[Figure record listings]

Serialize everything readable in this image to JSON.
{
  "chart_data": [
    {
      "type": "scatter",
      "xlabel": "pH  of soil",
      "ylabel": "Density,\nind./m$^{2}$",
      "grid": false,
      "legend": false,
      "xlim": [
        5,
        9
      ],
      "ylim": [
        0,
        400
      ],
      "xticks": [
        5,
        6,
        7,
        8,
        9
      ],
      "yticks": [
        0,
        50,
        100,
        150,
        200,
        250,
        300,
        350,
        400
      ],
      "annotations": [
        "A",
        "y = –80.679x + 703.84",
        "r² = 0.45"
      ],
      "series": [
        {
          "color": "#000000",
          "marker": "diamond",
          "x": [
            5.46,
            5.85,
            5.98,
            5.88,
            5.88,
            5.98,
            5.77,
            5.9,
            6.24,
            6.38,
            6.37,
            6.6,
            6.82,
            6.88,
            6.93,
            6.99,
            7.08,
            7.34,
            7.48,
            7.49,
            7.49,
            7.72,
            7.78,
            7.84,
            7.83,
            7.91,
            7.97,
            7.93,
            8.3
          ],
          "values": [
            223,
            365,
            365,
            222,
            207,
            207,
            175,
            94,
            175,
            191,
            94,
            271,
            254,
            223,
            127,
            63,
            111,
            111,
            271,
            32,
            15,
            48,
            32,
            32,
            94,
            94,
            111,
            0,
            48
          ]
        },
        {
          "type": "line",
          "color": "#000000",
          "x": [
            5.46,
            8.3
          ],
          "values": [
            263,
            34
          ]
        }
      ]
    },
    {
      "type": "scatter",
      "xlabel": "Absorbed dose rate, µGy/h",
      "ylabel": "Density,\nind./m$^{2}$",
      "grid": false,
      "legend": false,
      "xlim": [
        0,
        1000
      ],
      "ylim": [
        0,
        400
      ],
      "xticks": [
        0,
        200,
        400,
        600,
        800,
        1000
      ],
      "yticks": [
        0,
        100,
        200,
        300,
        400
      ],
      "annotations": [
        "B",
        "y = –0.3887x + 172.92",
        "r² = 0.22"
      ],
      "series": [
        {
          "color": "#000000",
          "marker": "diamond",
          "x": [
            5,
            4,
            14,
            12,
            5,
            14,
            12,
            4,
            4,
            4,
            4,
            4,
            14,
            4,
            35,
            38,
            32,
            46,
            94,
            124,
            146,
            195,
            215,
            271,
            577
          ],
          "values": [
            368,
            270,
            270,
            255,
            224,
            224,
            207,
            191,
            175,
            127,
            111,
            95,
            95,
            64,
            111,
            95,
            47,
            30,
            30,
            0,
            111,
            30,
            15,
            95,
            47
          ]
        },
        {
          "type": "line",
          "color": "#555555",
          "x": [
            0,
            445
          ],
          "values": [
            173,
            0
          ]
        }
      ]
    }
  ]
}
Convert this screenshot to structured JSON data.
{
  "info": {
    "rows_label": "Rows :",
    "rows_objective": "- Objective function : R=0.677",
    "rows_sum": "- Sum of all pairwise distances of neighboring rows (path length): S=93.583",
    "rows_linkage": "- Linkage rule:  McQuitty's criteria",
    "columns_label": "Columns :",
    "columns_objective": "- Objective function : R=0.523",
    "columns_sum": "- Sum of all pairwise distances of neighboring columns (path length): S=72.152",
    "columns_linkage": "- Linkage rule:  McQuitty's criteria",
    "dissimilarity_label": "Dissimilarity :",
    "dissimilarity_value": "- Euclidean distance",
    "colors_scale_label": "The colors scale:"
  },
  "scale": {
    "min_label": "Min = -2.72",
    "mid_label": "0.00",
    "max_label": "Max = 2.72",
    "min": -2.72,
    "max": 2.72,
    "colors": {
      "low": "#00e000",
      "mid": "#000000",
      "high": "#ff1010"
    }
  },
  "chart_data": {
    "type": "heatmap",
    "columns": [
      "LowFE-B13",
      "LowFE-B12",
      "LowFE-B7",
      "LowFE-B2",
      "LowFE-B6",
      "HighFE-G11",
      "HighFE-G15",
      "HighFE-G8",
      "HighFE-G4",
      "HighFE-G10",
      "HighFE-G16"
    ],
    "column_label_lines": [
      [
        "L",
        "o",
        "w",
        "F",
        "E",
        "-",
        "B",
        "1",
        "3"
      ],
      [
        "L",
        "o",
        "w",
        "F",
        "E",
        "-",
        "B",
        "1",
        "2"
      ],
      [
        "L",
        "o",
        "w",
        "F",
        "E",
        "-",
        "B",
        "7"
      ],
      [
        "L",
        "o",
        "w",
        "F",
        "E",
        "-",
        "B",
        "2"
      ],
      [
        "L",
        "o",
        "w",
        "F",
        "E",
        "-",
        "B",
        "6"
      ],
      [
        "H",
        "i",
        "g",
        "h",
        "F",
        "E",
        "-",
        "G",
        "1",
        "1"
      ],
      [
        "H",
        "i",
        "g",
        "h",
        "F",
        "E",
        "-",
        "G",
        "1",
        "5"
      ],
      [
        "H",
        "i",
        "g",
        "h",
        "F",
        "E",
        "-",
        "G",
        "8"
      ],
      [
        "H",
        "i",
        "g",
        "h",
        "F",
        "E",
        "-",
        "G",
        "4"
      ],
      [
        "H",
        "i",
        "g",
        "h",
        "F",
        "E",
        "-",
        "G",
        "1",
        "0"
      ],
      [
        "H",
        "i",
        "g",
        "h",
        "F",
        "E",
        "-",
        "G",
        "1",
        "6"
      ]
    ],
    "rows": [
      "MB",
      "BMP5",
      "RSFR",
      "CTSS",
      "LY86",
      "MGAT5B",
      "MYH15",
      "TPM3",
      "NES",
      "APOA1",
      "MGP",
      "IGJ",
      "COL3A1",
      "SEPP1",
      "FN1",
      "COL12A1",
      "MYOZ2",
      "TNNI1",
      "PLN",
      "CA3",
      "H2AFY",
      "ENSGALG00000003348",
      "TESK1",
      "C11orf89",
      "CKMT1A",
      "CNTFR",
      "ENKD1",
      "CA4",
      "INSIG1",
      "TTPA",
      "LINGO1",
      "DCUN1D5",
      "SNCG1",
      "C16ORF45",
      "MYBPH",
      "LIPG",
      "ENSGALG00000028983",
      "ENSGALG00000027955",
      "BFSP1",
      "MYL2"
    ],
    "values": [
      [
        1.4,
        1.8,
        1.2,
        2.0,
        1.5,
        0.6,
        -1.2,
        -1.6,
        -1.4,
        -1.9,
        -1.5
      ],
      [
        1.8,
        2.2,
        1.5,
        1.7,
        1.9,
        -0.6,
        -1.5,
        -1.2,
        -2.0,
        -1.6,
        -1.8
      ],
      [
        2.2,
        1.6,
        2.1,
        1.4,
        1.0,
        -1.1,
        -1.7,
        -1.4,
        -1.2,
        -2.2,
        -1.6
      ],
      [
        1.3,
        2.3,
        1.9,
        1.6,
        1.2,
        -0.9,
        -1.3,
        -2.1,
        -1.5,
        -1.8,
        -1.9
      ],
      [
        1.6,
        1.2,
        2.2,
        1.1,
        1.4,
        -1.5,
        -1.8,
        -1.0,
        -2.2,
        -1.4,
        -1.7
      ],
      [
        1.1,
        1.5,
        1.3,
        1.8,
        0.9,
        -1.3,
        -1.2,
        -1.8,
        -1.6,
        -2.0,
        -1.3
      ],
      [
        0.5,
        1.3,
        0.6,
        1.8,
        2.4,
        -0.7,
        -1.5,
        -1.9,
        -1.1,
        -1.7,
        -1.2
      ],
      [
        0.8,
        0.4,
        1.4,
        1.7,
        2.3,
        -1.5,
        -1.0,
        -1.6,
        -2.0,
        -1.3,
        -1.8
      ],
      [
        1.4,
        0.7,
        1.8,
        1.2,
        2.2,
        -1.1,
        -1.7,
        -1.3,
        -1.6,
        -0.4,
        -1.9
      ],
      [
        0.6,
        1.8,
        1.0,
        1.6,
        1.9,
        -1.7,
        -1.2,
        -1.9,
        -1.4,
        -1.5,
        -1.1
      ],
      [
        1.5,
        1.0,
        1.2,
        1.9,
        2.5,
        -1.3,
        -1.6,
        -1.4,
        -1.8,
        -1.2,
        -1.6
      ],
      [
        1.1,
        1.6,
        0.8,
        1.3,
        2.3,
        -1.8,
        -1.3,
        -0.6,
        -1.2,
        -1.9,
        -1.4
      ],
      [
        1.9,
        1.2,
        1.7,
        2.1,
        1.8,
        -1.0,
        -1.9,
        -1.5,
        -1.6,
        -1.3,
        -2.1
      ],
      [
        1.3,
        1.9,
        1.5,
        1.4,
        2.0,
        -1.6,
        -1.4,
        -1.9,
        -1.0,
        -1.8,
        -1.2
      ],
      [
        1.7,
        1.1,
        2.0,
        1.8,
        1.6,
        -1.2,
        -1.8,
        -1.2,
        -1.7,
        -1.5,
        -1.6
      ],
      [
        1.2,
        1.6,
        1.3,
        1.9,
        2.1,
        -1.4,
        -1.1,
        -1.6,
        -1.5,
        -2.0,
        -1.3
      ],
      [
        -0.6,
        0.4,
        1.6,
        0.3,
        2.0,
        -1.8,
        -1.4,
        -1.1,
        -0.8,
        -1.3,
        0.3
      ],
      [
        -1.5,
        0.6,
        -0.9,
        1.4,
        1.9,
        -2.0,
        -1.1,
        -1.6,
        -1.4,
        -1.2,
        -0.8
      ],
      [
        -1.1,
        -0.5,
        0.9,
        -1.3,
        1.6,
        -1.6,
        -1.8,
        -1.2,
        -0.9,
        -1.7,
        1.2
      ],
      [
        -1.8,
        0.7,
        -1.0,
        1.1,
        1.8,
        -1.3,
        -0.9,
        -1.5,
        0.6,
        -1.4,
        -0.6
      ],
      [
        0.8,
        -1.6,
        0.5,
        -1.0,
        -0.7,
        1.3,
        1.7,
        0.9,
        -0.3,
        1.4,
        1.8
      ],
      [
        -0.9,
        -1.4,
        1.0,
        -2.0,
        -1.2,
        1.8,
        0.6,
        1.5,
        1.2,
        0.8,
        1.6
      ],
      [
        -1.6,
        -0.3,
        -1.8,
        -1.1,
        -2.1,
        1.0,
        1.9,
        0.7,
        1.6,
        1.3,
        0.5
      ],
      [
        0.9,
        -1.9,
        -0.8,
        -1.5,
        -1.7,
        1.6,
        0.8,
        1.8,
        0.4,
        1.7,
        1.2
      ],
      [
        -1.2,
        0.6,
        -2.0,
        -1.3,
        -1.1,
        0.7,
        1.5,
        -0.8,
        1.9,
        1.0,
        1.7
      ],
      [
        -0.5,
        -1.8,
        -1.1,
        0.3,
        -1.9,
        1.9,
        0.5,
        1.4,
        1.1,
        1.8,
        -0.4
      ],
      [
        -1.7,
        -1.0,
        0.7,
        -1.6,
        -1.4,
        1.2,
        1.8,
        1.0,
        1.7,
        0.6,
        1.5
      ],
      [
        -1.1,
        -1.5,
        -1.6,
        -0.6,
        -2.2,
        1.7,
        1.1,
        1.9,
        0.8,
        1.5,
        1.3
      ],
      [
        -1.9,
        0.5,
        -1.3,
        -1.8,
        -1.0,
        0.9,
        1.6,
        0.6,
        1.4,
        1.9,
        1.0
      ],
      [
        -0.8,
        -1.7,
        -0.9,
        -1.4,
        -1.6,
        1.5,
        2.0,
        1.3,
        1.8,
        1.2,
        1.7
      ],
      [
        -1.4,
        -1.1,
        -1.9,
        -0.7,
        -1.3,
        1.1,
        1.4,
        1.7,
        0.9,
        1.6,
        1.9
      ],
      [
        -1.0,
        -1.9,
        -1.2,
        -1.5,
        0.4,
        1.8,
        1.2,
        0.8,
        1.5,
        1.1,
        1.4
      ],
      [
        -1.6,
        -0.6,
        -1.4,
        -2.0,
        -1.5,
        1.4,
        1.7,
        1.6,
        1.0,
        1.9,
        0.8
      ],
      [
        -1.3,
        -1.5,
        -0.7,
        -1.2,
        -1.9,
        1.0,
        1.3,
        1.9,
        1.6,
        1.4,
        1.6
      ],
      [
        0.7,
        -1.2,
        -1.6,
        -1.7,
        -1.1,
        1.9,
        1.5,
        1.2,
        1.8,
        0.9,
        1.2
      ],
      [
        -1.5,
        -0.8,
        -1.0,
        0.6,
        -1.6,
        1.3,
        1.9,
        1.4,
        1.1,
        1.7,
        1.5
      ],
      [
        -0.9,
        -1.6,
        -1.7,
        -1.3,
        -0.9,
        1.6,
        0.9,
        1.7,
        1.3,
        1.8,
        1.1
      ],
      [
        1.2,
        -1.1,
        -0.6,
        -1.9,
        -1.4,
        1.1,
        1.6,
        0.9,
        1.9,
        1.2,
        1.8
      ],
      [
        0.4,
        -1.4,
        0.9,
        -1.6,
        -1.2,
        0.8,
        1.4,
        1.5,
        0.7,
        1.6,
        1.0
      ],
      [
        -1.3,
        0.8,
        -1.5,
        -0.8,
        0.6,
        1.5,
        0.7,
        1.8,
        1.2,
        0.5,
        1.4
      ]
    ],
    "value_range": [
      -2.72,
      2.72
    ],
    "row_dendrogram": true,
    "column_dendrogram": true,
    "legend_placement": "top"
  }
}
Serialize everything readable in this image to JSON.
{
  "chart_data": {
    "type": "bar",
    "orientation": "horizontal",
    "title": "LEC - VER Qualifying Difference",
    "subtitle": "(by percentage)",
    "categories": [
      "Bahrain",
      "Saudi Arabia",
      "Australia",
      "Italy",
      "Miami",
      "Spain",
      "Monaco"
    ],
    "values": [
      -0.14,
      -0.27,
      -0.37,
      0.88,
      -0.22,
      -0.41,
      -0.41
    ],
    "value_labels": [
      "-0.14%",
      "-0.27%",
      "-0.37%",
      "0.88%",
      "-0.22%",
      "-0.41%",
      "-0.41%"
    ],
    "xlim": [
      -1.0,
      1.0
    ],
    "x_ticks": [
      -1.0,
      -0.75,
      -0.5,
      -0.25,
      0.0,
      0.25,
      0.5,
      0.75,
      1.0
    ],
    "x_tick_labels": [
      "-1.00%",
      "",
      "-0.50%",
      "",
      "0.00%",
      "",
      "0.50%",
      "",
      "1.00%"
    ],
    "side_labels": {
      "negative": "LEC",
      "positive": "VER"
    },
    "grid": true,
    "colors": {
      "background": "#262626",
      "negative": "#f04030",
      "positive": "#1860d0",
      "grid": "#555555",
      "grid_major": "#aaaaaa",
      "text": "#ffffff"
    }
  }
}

• [What is asked] In the records above, collect each line with "LowFE".

• [Answer to this exercise]
      "LowFE-B13",
      "LowFE-B12",
      "LowFE-B7",
      "LowFE-B2",
      "LowFE-B6",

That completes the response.